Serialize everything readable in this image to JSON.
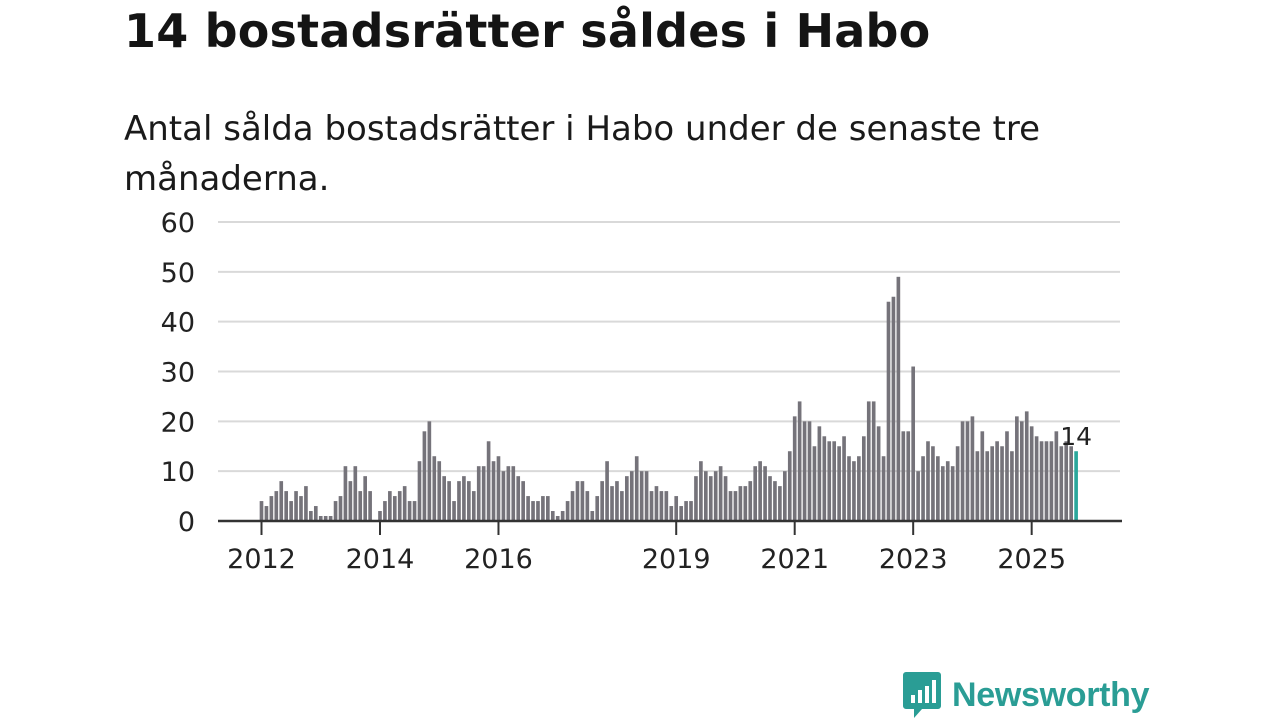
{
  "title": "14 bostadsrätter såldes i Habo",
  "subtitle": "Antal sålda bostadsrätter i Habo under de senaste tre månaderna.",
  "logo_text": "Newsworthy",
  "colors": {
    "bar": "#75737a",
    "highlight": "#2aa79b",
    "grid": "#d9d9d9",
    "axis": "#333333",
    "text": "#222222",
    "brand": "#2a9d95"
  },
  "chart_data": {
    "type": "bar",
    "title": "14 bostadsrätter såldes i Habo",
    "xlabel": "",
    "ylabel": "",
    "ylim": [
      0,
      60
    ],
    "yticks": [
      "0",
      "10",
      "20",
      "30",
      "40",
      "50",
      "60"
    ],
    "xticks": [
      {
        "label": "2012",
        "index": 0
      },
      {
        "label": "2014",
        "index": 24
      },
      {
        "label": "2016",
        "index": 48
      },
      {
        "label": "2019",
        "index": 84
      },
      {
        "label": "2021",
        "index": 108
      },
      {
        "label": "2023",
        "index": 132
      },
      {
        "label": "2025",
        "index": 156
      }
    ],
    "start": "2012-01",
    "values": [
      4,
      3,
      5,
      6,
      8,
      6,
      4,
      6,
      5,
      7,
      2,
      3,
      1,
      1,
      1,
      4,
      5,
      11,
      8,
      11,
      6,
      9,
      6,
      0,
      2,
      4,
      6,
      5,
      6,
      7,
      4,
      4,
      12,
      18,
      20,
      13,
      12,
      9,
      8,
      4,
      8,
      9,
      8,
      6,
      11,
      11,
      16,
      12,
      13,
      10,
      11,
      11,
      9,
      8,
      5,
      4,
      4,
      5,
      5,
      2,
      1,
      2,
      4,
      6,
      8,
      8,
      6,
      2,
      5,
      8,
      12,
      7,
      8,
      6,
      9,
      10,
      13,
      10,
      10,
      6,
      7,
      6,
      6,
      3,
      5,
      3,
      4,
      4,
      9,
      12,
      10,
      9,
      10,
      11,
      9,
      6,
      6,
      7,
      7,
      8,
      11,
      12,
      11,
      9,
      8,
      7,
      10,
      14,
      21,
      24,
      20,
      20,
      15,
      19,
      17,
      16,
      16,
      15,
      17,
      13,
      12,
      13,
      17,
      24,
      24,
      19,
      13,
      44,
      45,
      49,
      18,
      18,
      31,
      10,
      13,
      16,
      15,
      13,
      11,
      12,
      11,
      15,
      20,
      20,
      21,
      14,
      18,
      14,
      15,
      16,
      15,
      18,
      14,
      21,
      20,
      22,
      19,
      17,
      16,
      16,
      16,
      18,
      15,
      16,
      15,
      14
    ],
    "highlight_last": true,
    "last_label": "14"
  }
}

**Given problem:**
Skip the pictures and transcribe the rest of the records exactly.

**Full solution:**
Serialize everything readable in this image to JSON.
{
  "title": "14 bostadsrätter såldes i Habo",
  "subtitle": "Antal sålda bostadsrätter i Habo under de senaste tre månaderna.",
  "logo_text": "Newsworthy",
  "colors": {
    "bar": "#75737a",
    "highlight": "#2aa79b",
    "grid": "#d9d9d9",
    "axis": "#333333",
    "text": "#222222",
    "brand": "#2a9d95"
  },
  "chart_data": {
    "type": "bar",
    "title": "14 bostadsrätter såldes i Habo",
    "xlabel": "",
    "ylabel": "",
    "ylim": [
      0,
      60
    ],
    "yticks": [
      "0",
      "10",
      "20",
      "30",
      "40",
      "50",
      "60"
    ],
    "xticks": [
      {
        "label": "2012",
        "index": 0
      },
      {
        "label": "2014",
        "index": 24
      },
      {
        "label": "2016",
        "index": 48
      },
      {
        "label": "2019",
        "index": 84
      },
      {
        "label": "2021",
        "index": 108
      },
      {
        "label": "2023",
        "index": 132
      },
      {
        "label": "2025",
        "index": 156
      }
    ],
    "start": "2012-01",
    "values": [
      4,
      3,
      5,
      6,
      8,
      6,
      4,
      6,
      5,
      7,
      2,
      3,
      1,
      1,
      1,
      4,
      5,
      11,
      8,
      11,
      6,
      9,
      6,
      0,
      2,
      4,
      6,
      5,
      6,
      7,
      4,
      4,
      12,
      18,
      20,
      13,
      12,
      9,
      8,
      4,
      8,
      9,
      8,
      6,
      11,
      11,
      16,
      12,
      13,
      10,
      11,
      11,
      9,
      8,
      5,
      4,
      4,
      5,
      5,
      2,
      1,
      2,
      4,
      6,
      8,
      8,
      6,
      2,
      5,
      8,
      12,
      7,
      8,
      6,
      9,
      10,
      13,
      10,
      10,
      6,
      7,
      6,
      6,
      3,
      5,
      3,
      4,
      4,
      9,
      12,
      10,
      9,
      10,
      11,
      9,
      6,
      6,
      7,
      7,
      8,
      11,
      12,
      11,
      9,
      8,
      7,
      10,
      14,
      21,
      24,
      20,
      20,
      15,
      19,
      17,
      16,
      16,
      15,
      17,
      13,
      12,
      13,
      17,
      24,
      24,
      19,
      13,
      44,
      45,
      49,
      18,
      18,
      31,
      10,
      13,
      16,
      15,
      13,
      11,
      12,
      11,
      15,
      20,
      20,
      21,
      14,
      18,
      14,
      15,
      16,
      15,
      18,
      14,
      21,
      20,
      22,
      19,
      17,
      16,
      16,
      16,
      18,
      15,
      16,
      15,
      14
    ],
    "highlight_last": true,
    "last_label": "14"
  }
}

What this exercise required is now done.